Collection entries
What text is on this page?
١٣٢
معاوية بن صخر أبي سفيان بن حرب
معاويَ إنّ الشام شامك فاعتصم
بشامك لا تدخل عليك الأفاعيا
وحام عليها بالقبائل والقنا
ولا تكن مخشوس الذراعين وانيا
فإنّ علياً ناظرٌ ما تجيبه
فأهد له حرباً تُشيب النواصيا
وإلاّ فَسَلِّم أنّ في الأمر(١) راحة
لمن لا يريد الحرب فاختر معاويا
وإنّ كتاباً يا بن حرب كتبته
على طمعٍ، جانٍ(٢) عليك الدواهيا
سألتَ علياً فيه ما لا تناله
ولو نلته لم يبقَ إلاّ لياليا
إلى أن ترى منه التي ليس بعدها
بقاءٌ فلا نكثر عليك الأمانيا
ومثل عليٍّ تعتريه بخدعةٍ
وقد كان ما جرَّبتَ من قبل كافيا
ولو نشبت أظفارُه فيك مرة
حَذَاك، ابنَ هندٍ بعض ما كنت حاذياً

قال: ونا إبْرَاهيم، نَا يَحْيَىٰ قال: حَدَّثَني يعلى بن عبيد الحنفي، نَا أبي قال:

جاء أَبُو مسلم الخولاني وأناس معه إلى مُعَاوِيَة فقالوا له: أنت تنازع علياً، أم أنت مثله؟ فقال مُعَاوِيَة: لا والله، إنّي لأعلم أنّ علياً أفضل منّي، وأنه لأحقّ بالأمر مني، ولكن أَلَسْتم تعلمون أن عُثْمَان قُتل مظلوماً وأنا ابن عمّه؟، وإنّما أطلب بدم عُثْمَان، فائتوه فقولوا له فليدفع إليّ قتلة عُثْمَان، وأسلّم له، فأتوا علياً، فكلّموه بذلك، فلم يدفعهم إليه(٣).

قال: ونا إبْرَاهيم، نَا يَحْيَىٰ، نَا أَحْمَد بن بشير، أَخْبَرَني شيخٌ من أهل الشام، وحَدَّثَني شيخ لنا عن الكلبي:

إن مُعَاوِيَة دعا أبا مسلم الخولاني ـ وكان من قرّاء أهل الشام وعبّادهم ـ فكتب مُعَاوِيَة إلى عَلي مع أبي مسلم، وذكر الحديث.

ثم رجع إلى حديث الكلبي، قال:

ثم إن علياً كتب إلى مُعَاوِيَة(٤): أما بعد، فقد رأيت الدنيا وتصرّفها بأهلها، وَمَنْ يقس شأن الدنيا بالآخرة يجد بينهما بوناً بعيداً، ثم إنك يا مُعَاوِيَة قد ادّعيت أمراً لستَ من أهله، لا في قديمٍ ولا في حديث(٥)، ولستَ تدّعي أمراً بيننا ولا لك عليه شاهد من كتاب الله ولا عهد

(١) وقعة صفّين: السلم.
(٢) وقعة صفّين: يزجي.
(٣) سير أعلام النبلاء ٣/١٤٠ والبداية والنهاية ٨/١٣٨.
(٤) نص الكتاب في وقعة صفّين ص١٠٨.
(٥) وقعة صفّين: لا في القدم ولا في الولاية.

= What the exercise asks =
Which lines include "عليك"? Copy each of them out.

= Answer =
بشامك لا تدخل عليك الأفاعيا
على طمعٍ، جانٍ(٢) عليك الدواهيا
بقاءٌ فلا نكثر عليك الأمانيا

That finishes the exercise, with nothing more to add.